++++ Document section ++++
Re: pg_upgrade failing for 200+ million Large Objects

From: Tom Lane <tgl(at)sss(dot)pgh(dot)pa(dot)us>
To: "Kumar, Sachin" <ssetiya(at)amazon(dot)com>
Cc: Nathan Bossart <nathandbossart(at)gmail(dot)com>, Jan Wieck <jan(at)wi3ck(dot)info>, Bruce Momjian <bruce(at)momjian(dot)us>, Zhihong Yu <zyu(at)yugabyte(dot)com>, "Andrew Dunstan" <andrew(at)dunslane(dot)net>, Magnus Hagander <magnus(at)hagander(dot)net>, Robins Tharakan <tharakan(at)gmail(dot)com>, Peter Eisentraut <peter(dot)eisentraut(at)enterprisedb(dot)com>, "pgsql-hackers(at)postgresql(dot)org" <pgsql-hackers(at)postgresql(dot)org>
Subject: Re: pg_upgrade failing for 200+ million Large Objects
Date: 2023-12-20 23:47:44
Views: Raw Message | Whole Thread | Download mbox | Resend email
Lists: pgsql-hackers

I have spent some more effort in this area and developed a patch
series that I think addresses all of the performance issues that
we've discussed in this thread, both for pg_upgrade and more
general use of pg_dump/pg_restore. Concretely, it absorbs
the pg_restore --transaction-size switch that I proposed before
to cut the number of transactions needed during restore, and
rearranges the representation of BLOB-related TOC entries to
reduce the client-side memory requirements, and fixes some
ancient mistakes that prevent both selective restore of BLOBs
and parallel restore of BLOBs.

As a demonstration, I made a database containing 100K empty blobs,
and measured the time needed to dump/restore that using -Fd
and -j 10. HEAD doesn't get any useful parallelism on blobs,
but with this patch series we do:

dump restore
HEAD: 14sec 15sec
after 0002: 7sec 10sec
after 0003: 7sec 3sec

There are a few loose ends:

* I did not invent a switch to control the batching of blobs; it's
just hard-wired at 1000 blobs per group here. Probably we need some
user knob for that, but I'm unsure if we want to expose a count or
just a boolean for one vs more than one blob per batch. The point of
forcing one blob per batch would be to allow exact control during
selective restore, and I'm not sure if there's any value in random
other settings. On the other hand, selective restore of blobs has
been completely broken for the last dozen years and I can't recall any
user complaints about that; so maybe nobody cares and we could just
leave this as an internal choice.
++++
§ What this exercise asks:
• 1. In the pg_upgrade message, how many blobs per group is the batching hard-wired at?
• 2. Please arrange the rows as a JSON list of strings, one string per line, leaving out blank lines. Begin at the first line of the rows and stop after the line that contains "rule-operator-value: er <box>299 323".
++++ Records supplied ++++
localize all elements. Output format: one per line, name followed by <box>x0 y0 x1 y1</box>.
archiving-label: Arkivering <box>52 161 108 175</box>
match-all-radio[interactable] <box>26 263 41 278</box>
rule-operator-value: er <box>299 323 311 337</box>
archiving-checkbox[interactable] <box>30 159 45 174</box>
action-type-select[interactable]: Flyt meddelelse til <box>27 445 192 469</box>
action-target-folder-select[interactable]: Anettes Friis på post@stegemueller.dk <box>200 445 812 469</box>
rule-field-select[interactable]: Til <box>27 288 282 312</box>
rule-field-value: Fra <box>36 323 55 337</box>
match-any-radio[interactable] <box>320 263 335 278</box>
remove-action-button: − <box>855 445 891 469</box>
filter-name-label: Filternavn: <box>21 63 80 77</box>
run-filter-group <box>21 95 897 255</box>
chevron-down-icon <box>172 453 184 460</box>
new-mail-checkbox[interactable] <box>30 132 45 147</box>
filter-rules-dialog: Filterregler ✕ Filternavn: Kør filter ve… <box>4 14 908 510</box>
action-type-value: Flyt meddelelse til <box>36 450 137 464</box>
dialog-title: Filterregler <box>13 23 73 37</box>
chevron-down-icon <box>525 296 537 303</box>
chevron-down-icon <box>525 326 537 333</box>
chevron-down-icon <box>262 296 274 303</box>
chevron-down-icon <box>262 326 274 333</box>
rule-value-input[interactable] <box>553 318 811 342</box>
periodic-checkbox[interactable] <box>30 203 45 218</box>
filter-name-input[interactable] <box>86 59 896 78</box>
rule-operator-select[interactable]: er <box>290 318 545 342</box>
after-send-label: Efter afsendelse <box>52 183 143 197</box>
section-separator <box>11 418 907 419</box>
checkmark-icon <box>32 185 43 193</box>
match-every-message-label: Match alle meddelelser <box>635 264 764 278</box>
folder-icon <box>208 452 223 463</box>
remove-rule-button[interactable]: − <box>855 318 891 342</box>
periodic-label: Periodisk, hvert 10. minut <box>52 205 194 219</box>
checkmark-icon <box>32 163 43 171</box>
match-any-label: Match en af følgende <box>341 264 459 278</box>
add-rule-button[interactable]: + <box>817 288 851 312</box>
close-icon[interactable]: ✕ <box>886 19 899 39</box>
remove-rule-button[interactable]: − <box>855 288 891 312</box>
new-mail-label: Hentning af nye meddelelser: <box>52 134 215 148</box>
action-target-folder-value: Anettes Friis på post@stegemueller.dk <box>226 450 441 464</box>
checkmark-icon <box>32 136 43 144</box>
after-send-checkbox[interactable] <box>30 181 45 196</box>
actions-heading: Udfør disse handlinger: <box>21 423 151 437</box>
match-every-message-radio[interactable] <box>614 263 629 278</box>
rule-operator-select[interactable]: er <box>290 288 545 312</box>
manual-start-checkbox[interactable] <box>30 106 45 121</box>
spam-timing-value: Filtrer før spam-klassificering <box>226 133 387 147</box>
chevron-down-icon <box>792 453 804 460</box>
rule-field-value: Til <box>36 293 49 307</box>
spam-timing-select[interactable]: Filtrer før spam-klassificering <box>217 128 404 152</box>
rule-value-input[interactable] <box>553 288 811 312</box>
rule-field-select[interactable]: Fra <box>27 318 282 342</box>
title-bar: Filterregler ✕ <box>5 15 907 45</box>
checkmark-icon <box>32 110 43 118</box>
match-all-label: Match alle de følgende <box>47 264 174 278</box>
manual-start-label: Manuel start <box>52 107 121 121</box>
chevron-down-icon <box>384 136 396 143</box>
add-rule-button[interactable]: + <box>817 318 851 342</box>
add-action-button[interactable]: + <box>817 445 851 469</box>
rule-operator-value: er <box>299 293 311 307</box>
++++
§ Written answers:
• 1. 1000 blobs per group.

• 2.
[
  "localize all elements. Output format: one per line, name followed by <box>x0 y0 x1 y1</box>.",
  "archiving-label: Arkivering <box>52 161 108 175</box>",
  "match-all-radio[interactable] <box>26 263 41 278</box>",
  "rule-operator-value: er <box>299 323 311 337</box>"
]